> **ITEMS**:
--- BEGIN ---

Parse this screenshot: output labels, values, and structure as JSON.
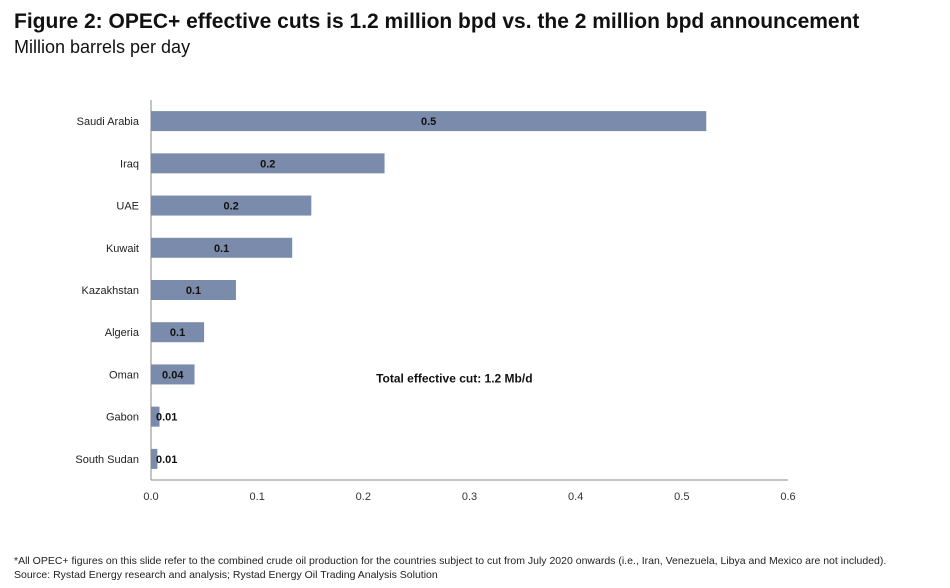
{
  "chart_data": {
    "type": "bar",
    "orientation": "horizontal",
    "title": "Figure 2: OPEC+ effective cuts is 1.2 million bpd vs. the 2 million bpd announcement",
    "subtitle": "Million barrels per day",
    "categories": [
      "Saudi Arabia",
      "Iraq",
      "UAE",
      "Kuwait",
      "Kazakhstan",
      "Algeria",
      "Oman",
      "Gabon",
      "South Sudan"
    ],
    "values": [
      0.523,
      0.22,
      0.151,
      0.133,
      0.08,
      0.05,
      0.041,
      0.008,
      0.006
    ],
    "data_labels": [
      "0.5",
      "0.2",
      "0.2",
      "0.1",
      "0.1",
      "0.1",
      "0.04",
      "0.01",
      "0.01"
    ],
    "xlim": [
      0,
      0.6
    ],
    "xticks": [
      "0.0",
      "0.1",
      "0.2",
      "0.3",
      "0.4",
      "0.5",
      "0.6"
    ],
    "grid": false,
    "bar_color": "#7a8bab",
    "annotation": "Total effective cut: 1.2 Mb/d"
  },
  "footnote": "*All OPEC+ figures on this slide refer to the combined crude oil production for the countries subject to cut from July 2020 onwards (i.e., Iran, Venezuela, Libya and Mexico are not included). Source: Rystad Energy research and analysis; Rystad Energy Oil Trading Analysis Solution"
}
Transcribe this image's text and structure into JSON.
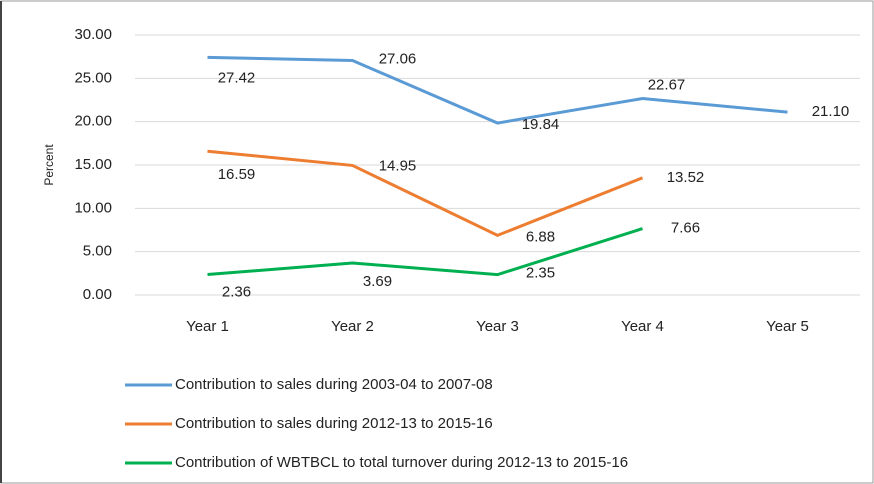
{
  "chart_data": {
    "type": "line",
    "y_label": "Percent",
    "categories": [
      "Year 1",
      "Year 2",
      "Year 3",
      "Year 4",
      "Year 5"
    ],
    "series": [
      {
        "name": "Contribution to sales during 2003-04 to 2007-08",
        "color": "#5b9bd5",
        "values": [
          27.42,
          27.06,
          19.84,
          22.67,
          21.1
        ],
        "value_labels": [
          "27.42",
          "27.06",
          "19.84",
          "22.67",
          "21.10"
        ]
      },
      {
        "name": "Contribution to sales during 2012-13 to 2015-16",
        "color": "#ed7d31",
        "values": [
          16.59,
          14.95,
          6.88,
          13.52,
          null
        ],
        "value_labels": [
          "16.59",
          "14.95",
          "6.88",
          "13.52",
          null
        ]
      },
      {
        "name": "Contribution of WBTBCL to total turnover during 2012-13 to 2015-16",
        "color": "#00b050",
        "values": [
          2.36,
          3.69,
          2.35,
          7.66,
          null
        ],
        "value_labels": [
          "2.36",
          "3.69",
          "2.35",
          "7.66",
          null
        ]
      }
    ],
    "ylim": [
      0,
      30
    ],
    "yticks": [
      {
        "value": 0,
        "label": "0.00"
      },
      {
        "value": 5,
        "label": "5.00"
      },
      {
        "value": 10,
        "label": "10.00"
      },
      {
        "value": 15,
        "label": "15.00"
      },
      {
        "value": 20,
        "label": "20.00"
      },
      {
        "value": 25,
        "label": "25.00"
      },
      {
        "value": 30,
        "label": "30.00"
      }
    ],
    "grid": true
  }
}
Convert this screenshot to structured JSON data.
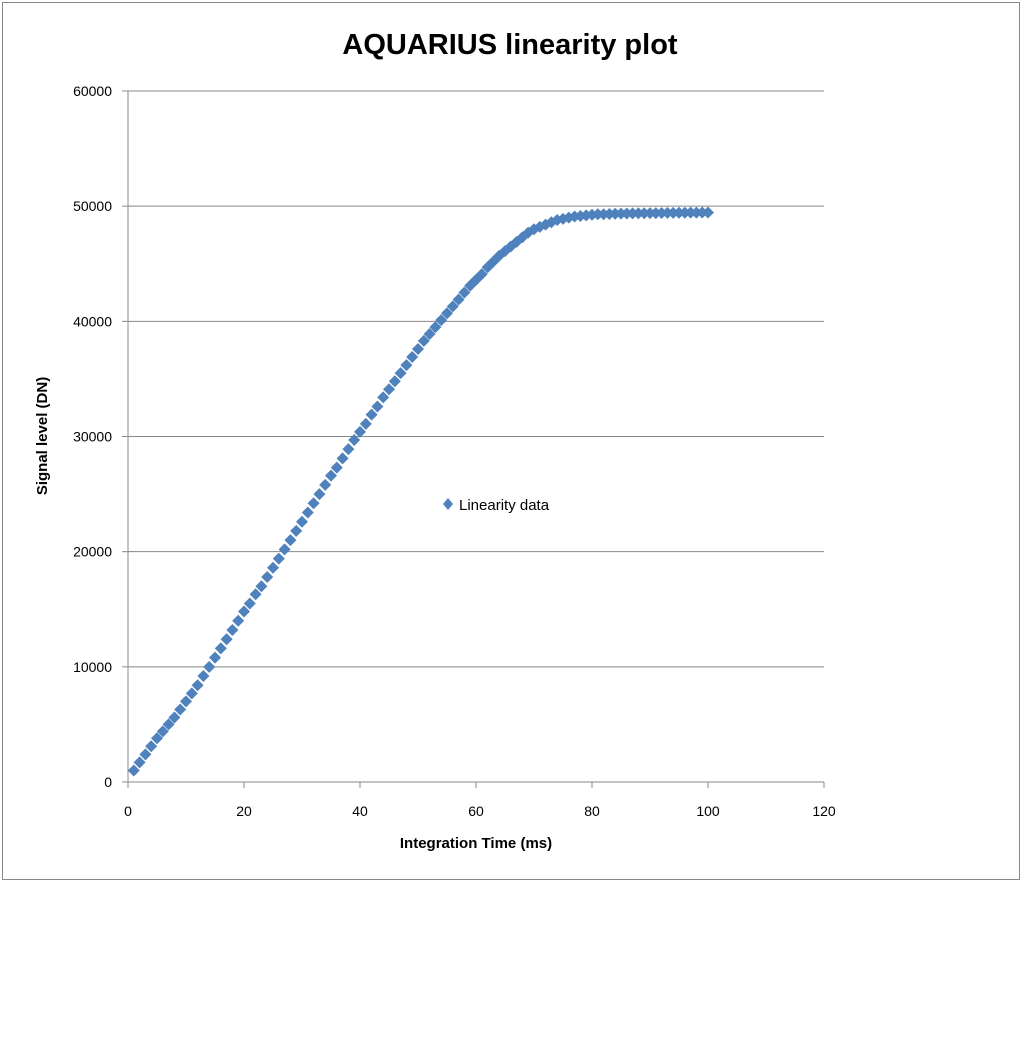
{
  "chart_data": {
    "type": "scatter",
    "title": "AQUARIUS linearity plot",
    "xlabel": "Integration Time (ms)",
    "ylabel": "Signal level (DN)",
    "xlim": [
      0,
      120
    ],
    "ylim": [
      0,
      60000
    ],
    "xticks": [
      0,
      20,
      40,
      60,
      80,
      100,
      120
    ],
    "yticks": [
      0,
      10000,
      20000,
      30000,
      40000,
      50000,
      60000
    ],
    "grid": "horizontal",
    "legend_position": "center",
    "marker_color": "#4F81BD",
    "series": [
      {
        "name": "Linearity data",
        "x": [
          1,
          2,
          3,
          4,
          5,
          6,
          7,
          8,
          9,
          10,
          11,
          12,
          13,
          14,
          15,
          16,
          17,
          18,
          19,
          20,
          21,
          22,
          23,
          24,
          25,
          26,
          27,
          28,
          29,
          30,
          31,
          32,
          33,
          34,
          35,
          36,
          37,
          38,
          39,
          40,
          41,
          42,
          43,
          44,
          45,
          46,
          47,
          48,
          49,
          50,
          51,
          52,
          53,
          54,
          55,
          56,
          57,
          58,
          59,
          60,
          61,
          62,
          63,
          64,
          65,
          66,
          67,
          68,
          69,
          70,
          71,
          72,
          73,
          74,
          75,
          76,
          77,
          78,
          79,
          80,
          81,
          82,
          83,
          84,
          85,
          86,
          87,
          88,
          89,
          90,
          91,
          92,
          93,
          94,
          95,
          96,
          97,
          98,
          99,
          100
        ],
        "y": [
          1000,
          1700,
          2400,
          3100,
          3800,
          4400,
          5000,
          5600,
          6300,
          7000,
          7700,
          8400,
          9200,
          10000,
          10800,
          11600,
          12400,
          13200,
          14000,
          14800,
          15500,
          16300,
          17000,
          17800,
          18600,
          19400,
          20200,
          21000,
          21800,
          22600,
          23400,
          24200,
          25000,
          25800,
          26600,
          27300,
          28100,
          28900,
          29700,
          30400,
          31100,
          31900,
          32600,
          33400,
          34100,
          34800,
          35500,
          36200,
          36900,
          37600,
          38300,
          38900,
          39500,
          40100,
          40700,
          41300,
          41900,
          42500,
          43100,
          43600,
          44100,
          44700,
          45200,
          45700,
          46100,
          46500,
          46900,
          47300,
          47700,
          48000,
          48200,
          48400,
          48600,
          48800,
          48900,
          49000,
          49100,
          49150,
          49200,
          49250,
          49300,
          49300,
          49320,
          49340,
          49350,
          49360,
          49370,
          49380,
          49390,
          49400,
          49400,
          49410,
          49420,
          49420,
          49430,
          49430,
          49440,
          49440,
          49450,
          49450
        ]
      }
    ]
  }
}
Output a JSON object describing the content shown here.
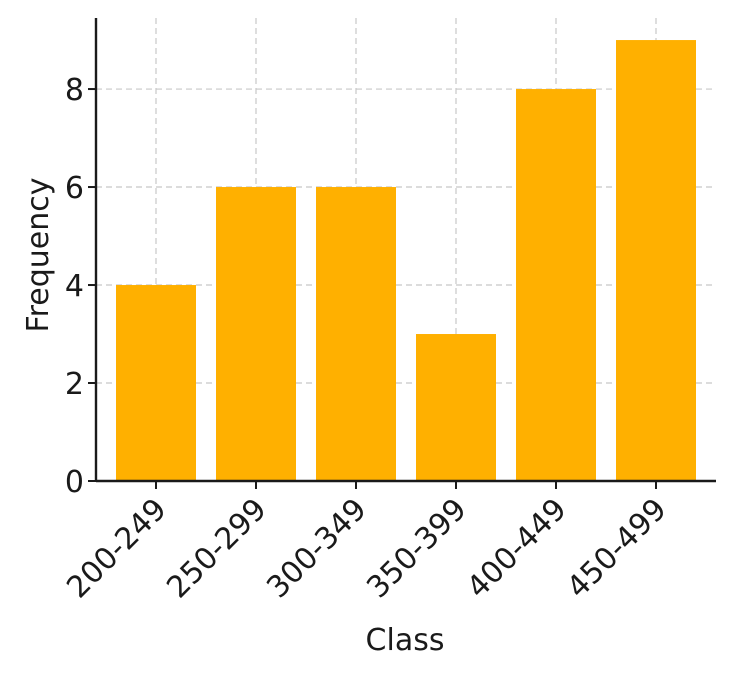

--- END ---

> **WHAT THE EXERCISE ASKS**: Extract every line from the records above that contains the word "this".

> **RESPONSE TO THE TASK**:
Parse this screenshot: output labels, values, and structure as JSON.
  "footnote": "*All OPEC+ figures on this slide refer to the combined crude oil production for the countries subject to cut from July 2020 onwards (i.e., Iran, Venezuela, Libya and Mexico are not included). Source: Rystad Energy research and analysis; Rystad Energy Oil Trading Analysis Solution"
Transcribe this image's text and structure into JSON.
Convert this screenshot to structured JSON data.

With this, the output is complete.